- Brief
Check every line below for the word "desc" and copy the ones that have it.

- Data provided
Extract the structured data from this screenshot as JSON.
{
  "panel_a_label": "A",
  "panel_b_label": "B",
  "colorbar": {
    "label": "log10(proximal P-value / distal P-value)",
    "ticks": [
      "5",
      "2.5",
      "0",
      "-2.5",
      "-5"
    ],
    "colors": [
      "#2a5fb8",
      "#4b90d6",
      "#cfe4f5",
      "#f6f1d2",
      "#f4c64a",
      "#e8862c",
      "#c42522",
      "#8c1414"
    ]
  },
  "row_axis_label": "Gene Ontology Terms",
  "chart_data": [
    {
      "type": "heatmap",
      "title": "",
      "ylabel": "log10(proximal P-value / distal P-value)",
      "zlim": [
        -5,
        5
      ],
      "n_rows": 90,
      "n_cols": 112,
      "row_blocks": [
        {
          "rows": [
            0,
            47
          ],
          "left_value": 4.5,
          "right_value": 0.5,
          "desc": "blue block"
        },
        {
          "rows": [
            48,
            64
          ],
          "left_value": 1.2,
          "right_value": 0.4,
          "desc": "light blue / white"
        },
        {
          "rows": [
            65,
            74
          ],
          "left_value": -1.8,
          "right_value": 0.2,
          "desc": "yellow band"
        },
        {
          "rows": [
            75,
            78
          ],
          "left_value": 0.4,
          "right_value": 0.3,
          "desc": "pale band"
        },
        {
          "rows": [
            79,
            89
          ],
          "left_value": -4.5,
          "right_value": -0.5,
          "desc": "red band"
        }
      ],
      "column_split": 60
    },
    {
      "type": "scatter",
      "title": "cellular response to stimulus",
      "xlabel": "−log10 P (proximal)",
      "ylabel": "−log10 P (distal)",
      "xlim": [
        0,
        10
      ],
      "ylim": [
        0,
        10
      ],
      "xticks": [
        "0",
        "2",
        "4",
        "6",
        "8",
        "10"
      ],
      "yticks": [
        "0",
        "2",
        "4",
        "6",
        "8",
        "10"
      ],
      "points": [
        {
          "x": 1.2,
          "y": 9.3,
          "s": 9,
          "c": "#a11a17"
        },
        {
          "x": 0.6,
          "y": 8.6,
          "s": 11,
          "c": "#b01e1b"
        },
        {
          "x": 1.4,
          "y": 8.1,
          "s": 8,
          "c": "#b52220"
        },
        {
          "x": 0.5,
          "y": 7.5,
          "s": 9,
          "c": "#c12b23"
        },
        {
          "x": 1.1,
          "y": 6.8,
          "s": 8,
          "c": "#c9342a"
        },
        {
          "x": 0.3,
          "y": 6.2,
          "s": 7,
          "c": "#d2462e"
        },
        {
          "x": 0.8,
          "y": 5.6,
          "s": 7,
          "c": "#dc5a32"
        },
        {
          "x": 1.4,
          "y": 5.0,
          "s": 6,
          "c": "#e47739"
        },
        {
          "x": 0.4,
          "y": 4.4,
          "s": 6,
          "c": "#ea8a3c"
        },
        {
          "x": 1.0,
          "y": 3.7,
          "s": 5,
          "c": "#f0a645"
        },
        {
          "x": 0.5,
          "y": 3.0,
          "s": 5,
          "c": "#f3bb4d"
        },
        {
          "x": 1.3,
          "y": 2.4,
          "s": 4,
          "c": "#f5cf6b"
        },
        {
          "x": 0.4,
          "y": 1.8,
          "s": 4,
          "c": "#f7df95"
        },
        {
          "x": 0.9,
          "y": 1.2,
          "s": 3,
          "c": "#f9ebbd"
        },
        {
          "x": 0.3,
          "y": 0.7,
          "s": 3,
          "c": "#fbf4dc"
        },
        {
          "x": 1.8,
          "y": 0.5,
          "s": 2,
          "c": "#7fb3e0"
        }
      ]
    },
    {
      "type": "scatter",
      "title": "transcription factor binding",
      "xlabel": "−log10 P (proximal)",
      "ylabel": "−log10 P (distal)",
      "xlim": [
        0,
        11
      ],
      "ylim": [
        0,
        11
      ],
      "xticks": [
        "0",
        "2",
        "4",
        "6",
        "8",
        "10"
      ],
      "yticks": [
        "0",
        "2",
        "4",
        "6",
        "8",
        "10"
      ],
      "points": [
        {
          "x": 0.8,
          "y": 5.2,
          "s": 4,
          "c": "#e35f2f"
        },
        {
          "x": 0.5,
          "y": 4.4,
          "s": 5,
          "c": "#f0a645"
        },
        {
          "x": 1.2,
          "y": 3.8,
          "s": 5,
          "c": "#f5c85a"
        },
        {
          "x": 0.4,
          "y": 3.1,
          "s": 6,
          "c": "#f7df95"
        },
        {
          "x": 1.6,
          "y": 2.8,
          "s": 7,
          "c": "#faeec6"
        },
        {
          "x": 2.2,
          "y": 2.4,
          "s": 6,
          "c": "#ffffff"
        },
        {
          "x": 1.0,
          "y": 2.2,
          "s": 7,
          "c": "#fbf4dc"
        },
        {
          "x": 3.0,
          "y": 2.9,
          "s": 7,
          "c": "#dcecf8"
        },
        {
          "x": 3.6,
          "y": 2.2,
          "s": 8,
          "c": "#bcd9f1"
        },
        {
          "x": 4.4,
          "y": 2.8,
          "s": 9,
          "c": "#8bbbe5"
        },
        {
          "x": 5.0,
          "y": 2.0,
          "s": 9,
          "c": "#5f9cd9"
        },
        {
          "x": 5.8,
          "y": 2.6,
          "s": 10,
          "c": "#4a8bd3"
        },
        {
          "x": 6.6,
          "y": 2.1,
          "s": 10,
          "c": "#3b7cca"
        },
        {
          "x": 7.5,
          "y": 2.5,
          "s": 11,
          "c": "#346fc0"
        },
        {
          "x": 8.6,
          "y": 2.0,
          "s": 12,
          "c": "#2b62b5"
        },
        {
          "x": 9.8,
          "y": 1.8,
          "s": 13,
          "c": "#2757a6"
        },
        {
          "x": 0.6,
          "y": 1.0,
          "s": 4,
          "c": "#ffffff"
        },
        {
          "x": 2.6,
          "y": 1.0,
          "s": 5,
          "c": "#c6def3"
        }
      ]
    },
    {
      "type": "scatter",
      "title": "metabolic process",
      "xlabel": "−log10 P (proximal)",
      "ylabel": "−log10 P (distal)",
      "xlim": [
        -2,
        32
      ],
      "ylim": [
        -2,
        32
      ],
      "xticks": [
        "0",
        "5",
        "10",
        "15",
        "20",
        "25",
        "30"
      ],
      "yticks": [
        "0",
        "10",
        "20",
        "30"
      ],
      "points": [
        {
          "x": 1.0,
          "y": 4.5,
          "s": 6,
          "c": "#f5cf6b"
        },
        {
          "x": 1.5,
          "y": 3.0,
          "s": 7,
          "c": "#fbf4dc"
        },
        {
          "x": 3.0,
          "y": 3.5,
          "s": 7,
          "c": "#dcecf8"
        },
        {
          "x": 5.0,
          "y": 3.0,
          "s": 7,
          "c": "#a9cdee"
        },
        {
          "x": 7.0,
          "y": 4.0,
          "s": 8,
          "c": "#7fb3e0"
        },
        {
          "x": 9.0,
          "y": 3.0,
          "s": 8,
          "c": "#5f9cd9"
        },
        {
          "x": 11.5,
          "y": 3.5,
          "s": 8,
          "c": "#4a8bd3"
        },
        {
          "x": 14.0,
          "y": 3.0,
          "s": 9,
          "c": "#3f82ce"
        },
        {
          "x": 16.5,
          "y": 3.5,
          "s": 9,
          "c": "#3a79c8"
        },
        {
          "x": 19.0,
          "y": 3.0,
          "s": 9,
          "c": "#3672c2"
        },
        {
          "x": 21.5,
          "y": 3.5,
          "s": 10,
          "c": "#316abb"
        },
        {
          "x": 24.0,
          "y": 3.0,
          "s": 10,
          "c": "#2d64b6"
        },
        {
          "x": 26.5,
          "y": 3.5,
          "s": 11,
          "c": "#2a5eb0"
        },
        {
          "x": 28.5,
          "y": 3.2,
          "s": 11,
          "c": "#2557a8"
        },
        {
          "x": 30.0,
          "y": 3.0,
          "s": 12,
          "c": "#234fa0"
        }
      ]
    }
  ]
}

- Reply to the exercise
          "desc": "blue block"
          "desc": "light blue / white"
          "desc": "yellow band"
          "desc": "pale band"
          "desc": "red band"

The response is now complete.